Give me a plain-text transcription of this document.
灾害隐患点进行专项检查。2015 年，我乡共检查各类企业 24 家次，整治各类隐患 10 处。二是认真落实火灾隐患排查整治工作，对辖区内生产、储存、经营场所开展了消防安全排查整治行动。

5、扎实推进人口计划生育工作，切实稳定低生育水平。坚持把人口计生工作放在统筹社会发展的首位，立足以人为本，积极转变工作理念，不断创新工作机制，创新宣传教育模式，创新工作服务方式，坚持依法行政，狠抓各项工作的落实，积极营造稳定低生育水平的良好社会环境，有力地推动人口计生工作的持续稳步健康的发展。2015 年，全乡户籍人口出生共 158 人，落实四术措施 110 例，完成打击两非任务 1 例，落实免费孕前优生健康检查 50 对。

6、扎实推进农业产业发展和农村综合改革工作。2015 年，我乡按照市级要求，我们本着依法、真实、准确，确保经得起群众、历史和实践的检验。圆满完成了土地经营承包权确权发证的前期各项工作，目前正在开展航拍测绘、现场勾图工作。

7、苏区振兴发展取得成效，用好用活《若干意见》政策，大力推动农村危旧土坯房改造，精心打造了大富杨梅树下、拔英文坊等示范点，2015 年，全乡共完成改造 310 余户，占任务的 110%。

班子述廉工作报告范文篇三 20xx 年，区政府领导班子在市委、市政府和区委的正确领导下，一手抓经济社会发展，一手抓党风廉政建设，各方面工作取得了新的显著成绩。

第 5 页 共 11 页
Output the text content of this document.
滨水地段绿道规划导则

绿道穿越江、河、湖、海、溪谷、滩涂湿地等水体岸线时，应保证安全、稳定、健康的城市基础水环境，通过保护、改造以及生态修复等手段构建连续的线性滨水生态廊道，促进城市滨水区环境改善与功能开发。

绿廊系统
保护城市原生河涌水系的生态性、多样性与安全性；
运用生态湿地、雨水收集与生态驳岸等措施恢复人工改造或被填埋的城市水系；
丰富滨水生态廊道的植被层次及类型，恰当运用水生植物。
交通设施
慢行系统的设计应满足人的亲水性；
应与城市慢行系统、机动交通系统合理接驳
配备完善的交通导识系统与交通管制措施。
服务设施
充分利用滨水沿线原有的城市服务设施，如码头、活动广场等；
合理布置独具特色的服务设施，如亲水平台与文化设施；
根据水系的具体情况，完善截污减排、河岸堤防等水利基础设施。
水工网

- **Problem details**
All of the entries must be written out exactly as they stand.

- **The completed task**
Give me a plain-text transcription of this document.
灾害隐患点进行专项检查。2015 年，我乡共检查各类企业 24 家次，整治各类隐患 10 处。二是认真落实火灾隐患排查整治工作，对辖区内生产、储存、经营场所开展了消防安全排查整治行动。

5、扎实推进人口计划生育工作，切实稳定低生育水平。坚持把人口计生工作放在统筹社会发展的首位，立足以人为本，积极转变工作理念，不断创新工作机制，创新宣传教育模式，创新工作服务方式，坚持依法行政，狠抓各项工作的落实，积极营造稳定低生育水平的良好社会环境，有力地推动人口计生工作的持续稳步健康的发展。2015 年，全乡户籍人口出生共 158 人，落实四术措施 110 例，完成打击两非任务 1 例，落实免费孕前优生健康检查 50 对。

6、扎实推进农业产业发展和农村综合改革工作。2015 年，我乡按照市级要求，我们本着依法、真实、准确，确保经得起群众、历史和实践的检验。圆满完成了土地经营承包权确权发证的前期各项工作，目前正在开展航拍测绘、现场勾图工作。

7、苏区振兴发展取得成效，用好用活《若干意见》政策，大力推动农村危旧土坯房改造，精心打造了大富杨梅树下、拔英文坊等示范点，2015 年，全乡共完成改造 310 余户，占任务的 110%。

班子述廉工作报告范文篇三 20xx 年，区政府领导班子在市委、市政府和区委的正确领导下，一手抓经济社会发展，一手抓党风廉政建设，各方面工作取得了新的显著成绩。

第 5 页 共 11 页
Output the text content of this document.
滨水地段绿道规划导则

绿道穿越江、河、湖、海、溪谷、滩涂湿地等水体岸线时，应保证安全、稳定、健康的城市基础水环境，通过保护、改造以及生态修复等手段构建连续的线性滨水生态廊道，促进城市滨水区环境改善与功能开发。

绿廊系统
保护城市原生河涌水系的生态性、多样性与安全性；
运用生态湿地、雨水收集与生态驳岸等措施恢复人工改造或被填埋的城市水系；
丰富滨水生态廊道的植被层次及类型，恰当运用水生植物。
交通设施
慢行系统的设计应满足人的亲水性；
应与城市慢行系统、机动交通系统合理接驳
配备完善的交通导识系统与交通管制措施。
服务设施
充分利用滨水沿线原有的城市服务设施，如码头、活动广场等；
合理布置独具特色的服务设施，如亲水平台与文化设施；
根据水系的具体情况，完善截污减排、河岸堤防等水利基础设施。
水工网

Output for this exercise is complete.